§ STATED TASK: Repeat every record exactly, but keep images out of the copy.

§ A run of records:

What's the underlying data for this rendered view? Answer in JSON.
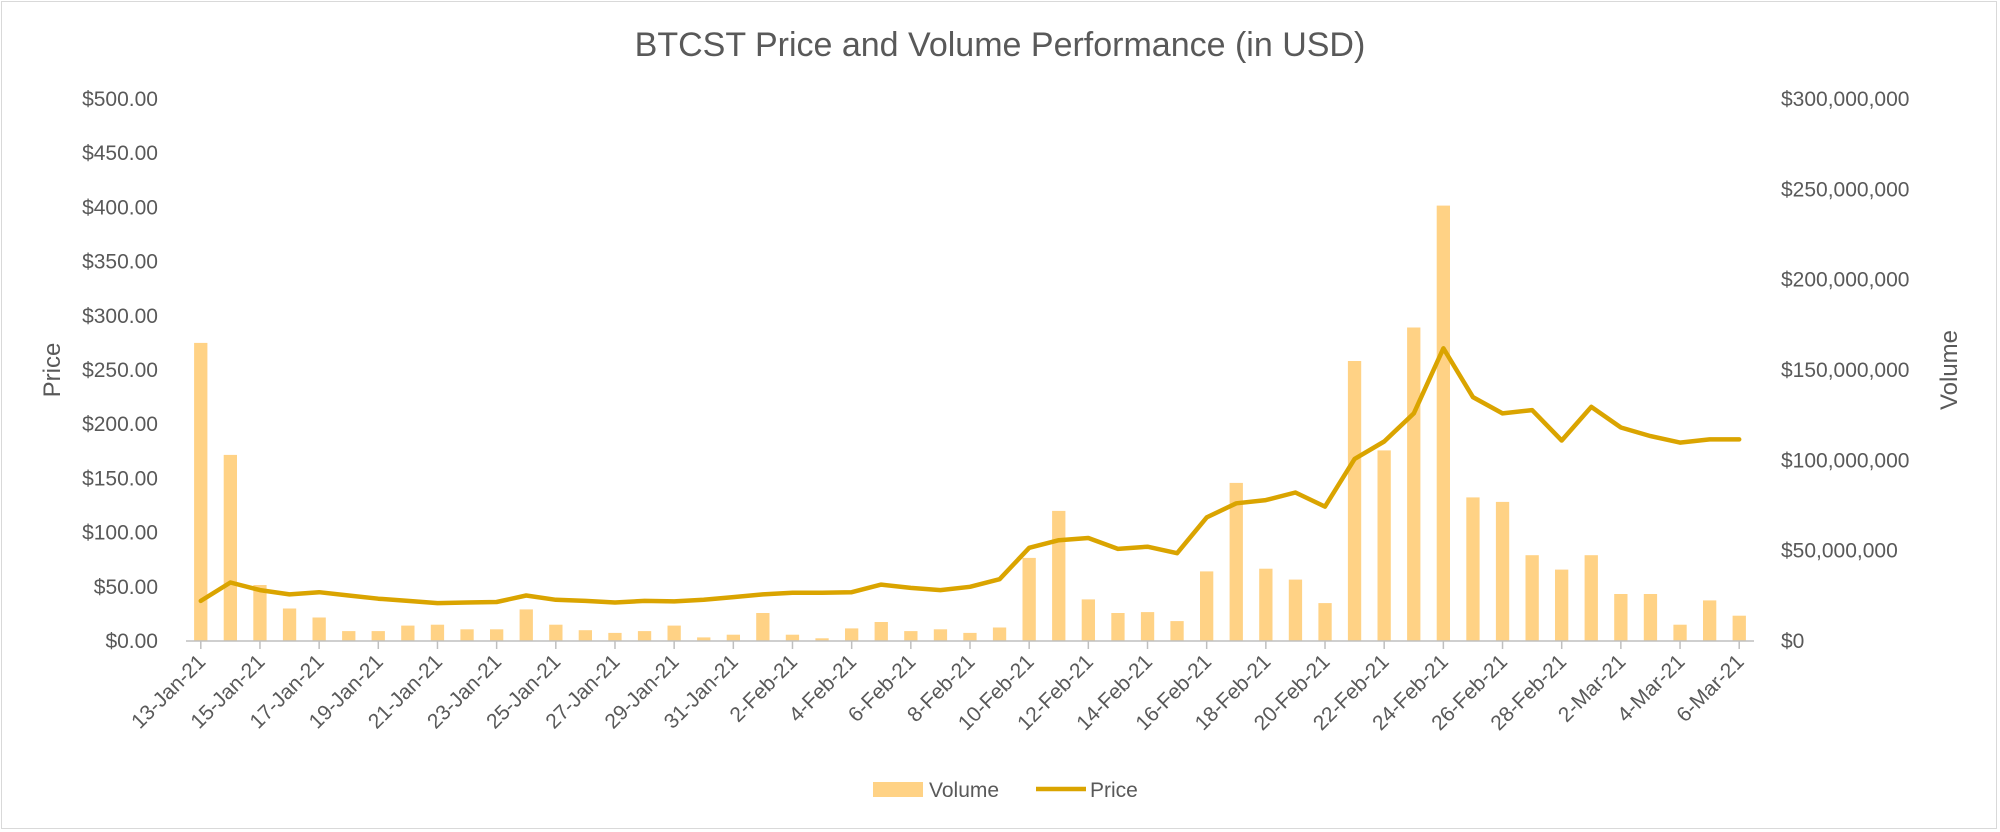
{
  "chart_data": {
    "type": "bar+line",
    "title": "BTCST Price and Volume Performance (in USD)",
    "ylabel_left": "Price",
    "ylabel_right": "Volume",
    "ylim_left": [
      0,
      500
    ],
    "ylim_right": [
      0,
      300000000
    ],
    "y_ticks_left": [
      "$0.00",
      "$50.00",
      "$100.00",
      "$150.00",
      "$200.00",
      "$250.00",
      "$300.00",
      "$350.00",
      "$400.00",
      "$450.00",
      "$500.00"
    ],
    "y_ticks_right": [
      "$0",
      "$50,000,000",
      "$100,000,000",
      "$150,000,000",
      "$200,000,000",
      "$250,000,000",
      "$300,000,000"
    ],
    "x_tick_labels": [
      "13-Jan-21",
      "15-Jan-21",
      "17-Jan-21",
      "19-Jan-21",
      "21-Jan-21",
      "23-Jan-21",
      "25-Jan-21",
      "27-Jan-21",
      "29-Jan-21",
      "31-Jan-21",
      "2-Feb-21",
      "4-Feb-21",
      "6-Feb-21",
      "8-Feb-21",
      "10-Feb-21",
      "12-Feb-21",
      "14-Feb-21",
      "16-Feb-21",
      "18-Feb-21",
      "20-Feb-21",
      "22-Feb-21",
      "24-Feb-21",
      "26-Feb-21",
      "28-Feb-21",
      "2-Mar-21",
      "4-Mar-21",
      "6-Mar-21"
    ],
    "start_date": "13-Jan-21",
    "num_days": 53,
    "legend_position": "bottom",
    "series": [
      {
        "name": "Volume",
        "type": "bar",
        "axis": "right",
        "color": "#FFD285",
        "values": [
          165000000,
          103000000,
          31000000,
          18000000,
          13000000,
          5500000,
          5500000,
          8500000,
          9000000,
          6500000,
          6500000,
          17500000,
          9000000,
          6000000,
          4500000,
          5500000,
          8500000,
          2000000,
          3500000,
          15500000,
          3500000,
          1500000,
          7000000,
          10500000,
          5500000,
          6500000,
          4500000,
          7500000,
          46000000,
          72000000,
          23000000,
          15500000,
          16000000,
          11000000,
          38500000,
          87500000,
          40000000,
          34000000,
          21000000,
          155000000,
          105500000,
          173500000,
          241000000,
          79500000,
          77000000,
          47500000,
          39500000,
          47500000,
          26000000,
          26000000,
          9000000,
          22500000,
          14000000
        ]
      },
      {
        "name": "Price",
        "type": "line",
        "axis": "left",
        "color": "#DAA400",
        "values": [
          37,
          54,
          47,
          43,
          45,
          42,
          39,
          37,
          35,
          35.5,
          36,
          42,
          38,
          37,
          35.5,
          37,
          36.5,
          38,
          40.5,
          43,
          44.5,
          44.5,
          45,
          52,
          49,
          47,
          50,
          57,
          86,
          93,
          95,
          85,
          87,
          81,
          114,
          127,
          130,
          137,
          124,
          168,
          184,
          210,
          270,
          225,
          210,
          213,
          185,
          216,
          197,
          189,
          183,
          186,
          186
        ]
      }
    ]
  }
}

§ TASK SOLUTION:
What's the underlying data for this rendered view? Answer in JSON.
{
  "chart_data": {
    "type": "bar+line",
    "title": "BTCST Price and Volume Performance (in USD)",
    "ylabel_left": "Price",
    "ylabel_right": "Volume",
    "ylim_left": [
      0,
      500
    ],
    "ylim_right": [
      0,
      300000000
    ],
    "y_ticks_left": [
      "$0.00",
      "$50.00",
      "$100.00",
      "$150.00",
      "$200.00",
      "$250.00",
      "$300.00",
      "$350.00",
      "$400.00",
      "$450.00",
      "$500.00"
    ],
    "y_ticks_right": [
      "$0",
      "$50,000,000",
      "$100,000,000",
      "$150,000,000",
      "$200,000,000",
      "$250,000,000",
      "$300,000,000"
    ],
    "x_tick_labels": [
      "13-Jan-21",
      "15-Jan-21",
      "17-Jan-21",
      "19-Jan-21",
      "21-Jan-21",
      "23-Jan-21",
      "25-Jan-21",
      "27-Jan-21",
      "29-Jan-21",
      "31-Jan-21",
      "2-Feb-21",
      "4-Feb-21",
      "6-Feb-21",
      "8-Feb-21",
      "10-Feb-21",
      "12-Feb-21",
      "14-Feb-21",
      "16-Feb-21",
      "18-Feb-21",
      "20-Feb-21",
      "22-Feb-21",
      "24-Feb-21",
      "26-Feb-21",
      "28-Feb-21",
      "2-Mar-21",
      "4-Mar-21",
      "6-Mar-21"
    ],
    "start_date": "13-Jan-21",
    "num_days": 53,
    "legend_position": "bottom",
    "series": [
      {
        "name": "Volume",
        "type": "bar",
        "axis": "right",
        "color": "#FFD285",
        "values": [
          165000000,
          103000000,
          31000000,
          18000000,
          13000000,
          5500000,
          5500000,
          8500000,
          9000000,
          6500000,
          6500000,
          17500000,
          9000000,
          6000000,
          4500000,
          5500000,
          8500000,
          2000000,
          3500000,
          15500000,
          3500000,
          1500000,
          7000000,
          10500000,
          5500000,
          6500000,
          4500000,
          7500000,
          46000000,
          72000000,
          23000000,
          15500000,
          16000000,
          11000000,
          38500000,
          87500000,
          40000000,
          34000000,
          21000000,
          155000000,
          105500000,
          173500000,
          241000000,
          79500000,
          77000000,
          47500000,
          39500000,
          47500000,
          26000000,
          26000000,
          9000000,
          22500000,
          14000000
        ]
      },
      {
        "name": "Price",
        "type": "line",
        "axis": "left",
        "color": "#DAA400",
        "values": [
          37,
          54,
          47,
          43,
          45,
          42,
          39,
          37,
          35,
          35.5,
          36,
          42,
          38,
          37,
          35.5,
          37,
          36.5,
          38,
          40.5,
          43,
          44.5,
          44.5,
          45,
          52,
          49,
          47,
          50,
          57,
          86,
          93,
          95,
          85,
          87,
          81,
          114,
          127,
          130,
          137,
          124,
          168,
          184,
          210,
          270,
          225,
          210,
          213,
          185,
          216,
          197,
          189,
          183,
          186,
          186
        ]
      }
    ]
  }
}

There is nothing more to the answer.